Return every line in the entries below that contains the string "subscribe", counting only matches with the same case.

━━━━

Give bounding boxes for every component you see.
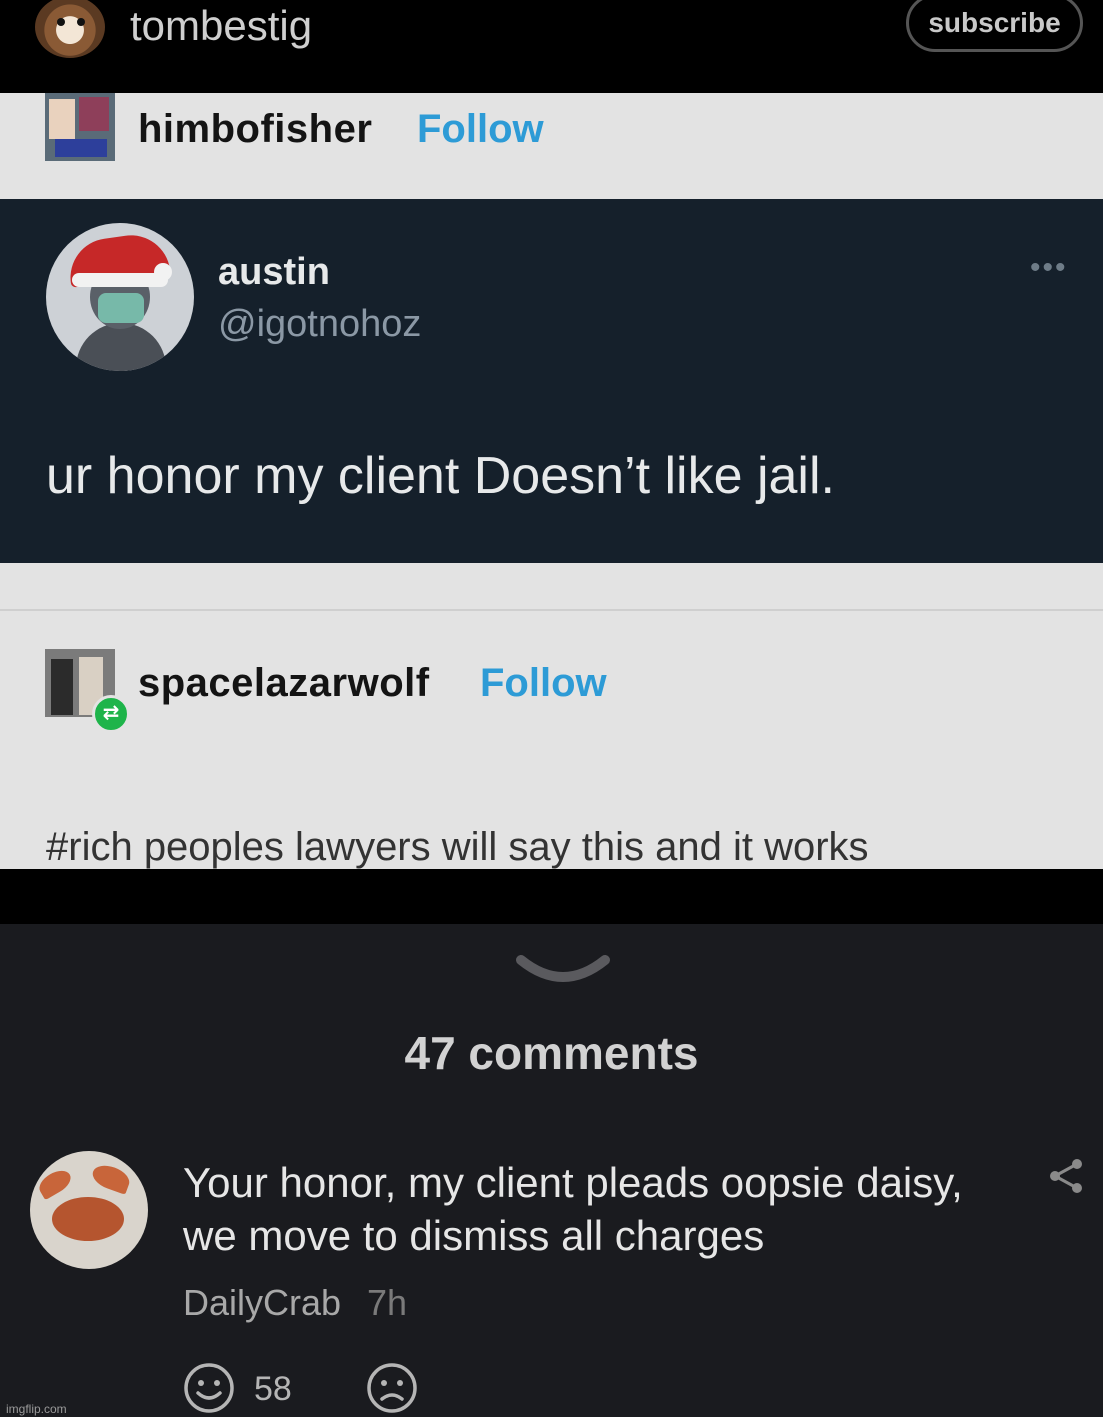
watermark: imgflip.com [6,1402,67,1416]
blog-name[interactable]: tombestig [130,2,312,50]
chevron-down-icon[interactable] [515,954,611,988]
like-count: 58 [254,1370,292,1408]
more-options-icon: ••• [1030,251,1068,284]
tweet-display-name: austin [218,251,330,293]
reblog-icon: ⇄ [92,695,130,733]
separator [0,869,1103,924]
tweet-avatar [46,223,194,371]
follow-button[interactable]: Follow [480,661,607,706]
comments-section: 47 comments Your honor, my client pleads… [0,924,1103,1417]
comment-text: Your honor, my client pleads oopsie dais… [183,1159,963,1259]
tweet-handle: @igotnohoz [218,303,422,345]
avatar[interactable] [30,1151,148,1269]
username[interactable]: himbofisher [138,107,372,152]
top-bar: tombestig subscribe [0,0,1103,93]
post-tags[interactable]: #rich peoples lawyers will say this and … [46,825,869,870]
follow-button[interactable]: Follow [417,107,544,152]
tweet-text: ur honor my client Doesn’t like jail. [46,447,835,505]
blog-avatar[interactable] [35,0,105,58]
comment-username[interactable]: DailyCrab [183,1282,341,1324]
avatar[interactable] [45,93,115,161]
username[interactable]: spacelazarwolf [138,661,430,706]
reblog-header-himbofisher: himbofisher Follow [0,93,1103,199]
comments-count: 47 comments [404,1027,699,1079]
subscribe-button[interactable]: subscribe [906,0,1083,52]
share-icon[interactable] [1046,1156,1086,1196]
reblog-header-spacelazarwolf: ⇄ spacelazarwolf Follow #rich peoples la… [0,563,1103,869]
frown-reaction-icon[interactable] [366,1362,418,1414]
embedded-tweet: austin @igotnohoz ••• ur honor my client… [0,199,1103,563]
smile-reaction-icon[interactable] [183,1362,235,1414]
comment-timestamp: 7h [367,1282,408,1323]
divider [0,609,1103,611]
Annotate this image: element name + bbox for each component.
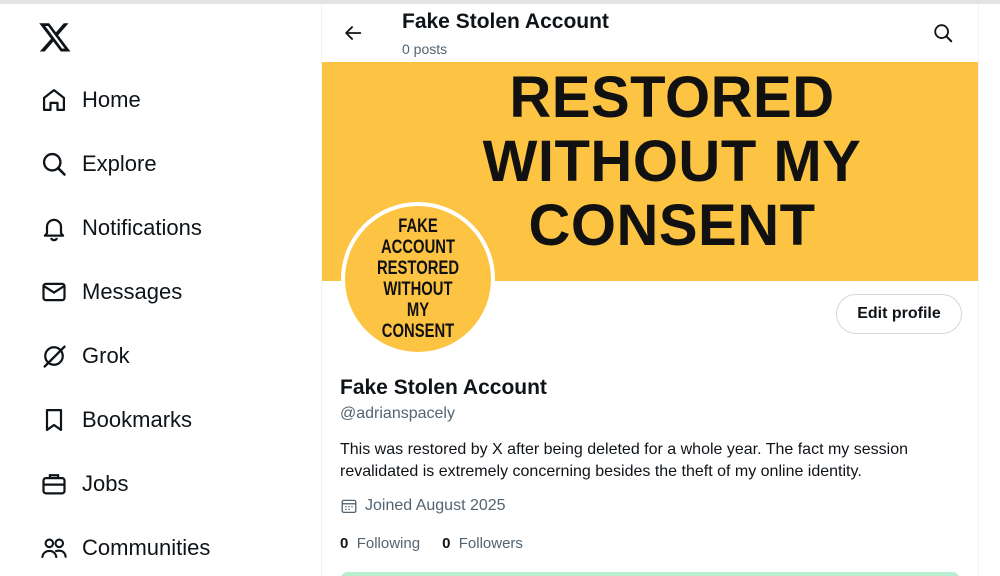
followers-count: 0: [442, 535, 451, 552]
following-label: Following: [356, 535, 421, 552]
sidebar-item-label: Home: [82, 87, 141, 112]
verification-banner[interactable]: [340, 572, 960, 576]
people-icon: [39, 533, 69, 563]
search-icon: [39, 149, 69, 179]
sidebar-item-bookmarks[interactable]: Bookmarks: [30, 396, 290, 444]
bell-icon: [39, 213, 69, 243]
sidebar-item-label: Messages: [82, 279, 183, 304]
profile-column: Fake Stolen Account 0 posts RESTORED WIT…: [321, 4, 979, 576]
banner-text: RESTORED WITHOUT MY CONSENT: [482, 65, 862, 258]
calendar-icon: [341, 499, 357, 514]
avatar[interactable]: FAKE ACCOUNT RESTORED WITHOUT MY CONSENT: [341, 202, 495, 356]
sidebar: Home Explore Notifications Messages Grok…: [0, 4, 321, 576]
briefcase-icon: [39, 469, 69, 499]
followers-label: Followers: [458, 535, 523, 552]
following-count: 0: [340, 535, 349, 552]
edit-profile-button[interactable]: Edit profile: [836, 294, 962, 334]
sidebar-item-communities[interactable]: Communities: [30, 524, 290, 572]
sidebar-item-grok[interactable]: Grok: [30, 332, 290, 380]
sidebar-item-label: Bookmarks: [82, 407, 193, 432]
following-link[interactable]: 0 Following: [340, 535, 420, 552]
home-icon: [39, 85, 69, 115]
sidebar-item-label: Communities: [82, 535, 211, 560]
bookmark-icon: [39, 405, 69, 435]
page-title: Fake Stolen Account: [402, 10, 609, 33]
profile-header: Fake Stolen Account 0 posts: [322, 4, 978, 62]
envelope-icon: [39, 277, 69, 307]
post-count: 0 posts: [402, 41, 448, 57]
follow-stats: 0 Following 0 Followers: [340, 535, 545, 552]
profile-handle: @adrianspacely: [340, 405, 455, 422]
x-logo-icon[interactable]: [38, 20, 72, 54]
avatar-text: FAKE ACCOUNT RESTORED WITHOUT MY CONSENT: [376, 216, 460, 342]
grok-icon: [39, 341, 69, 371]
profile-name: Fake Stolen Account: [340, 376, 547, 399]
sidebar-item-home[interactable]: Home: [30, 76, 290, 124]
joined-date: Joined August 2025: [340, 497, 506, 515]
back-arrow-icon[interactable]: [338, 18, 368, 48]
profile-bio: This was restored by X after being delet…: [340, 441, 908, 480]
followers-link[interactable]: 0 Followers: [442, 535, 523, 552]
sidebar-item-jobs[interactable]: Jobs: [30, 460, 290, 508]
sidebar-item-notifications[interactable]: Notifications: [30, 204, 290, 252]
sidebar-item-label: Grok: [82, 343, 130, 368]
joined-text: Joined August 2025: [365, 497, 506, 514]
sidebar-item-label: Explore: [82, 151, 157, 176]
sidebar-item-explore[interactable]: Explore: [30, 140, 290, 188]
search-icon[interactable]: [928, 18, 958, 48]
sidebar-item-label: Jobs: [82, 471, 129, 496]
sidebar-item-label: Notifications: [82, 215, 202, 240]
sidebar-item-messages[interactable]: Messages: [30, 268, 290, 316]
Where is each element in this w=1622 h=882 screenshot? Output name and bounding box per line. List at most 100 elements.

━━━━

Answer:
top-bar: tombestig subscribe [0,0,1103,93]
subscribe-button[interactable]: subscribe [906,0,1083,52]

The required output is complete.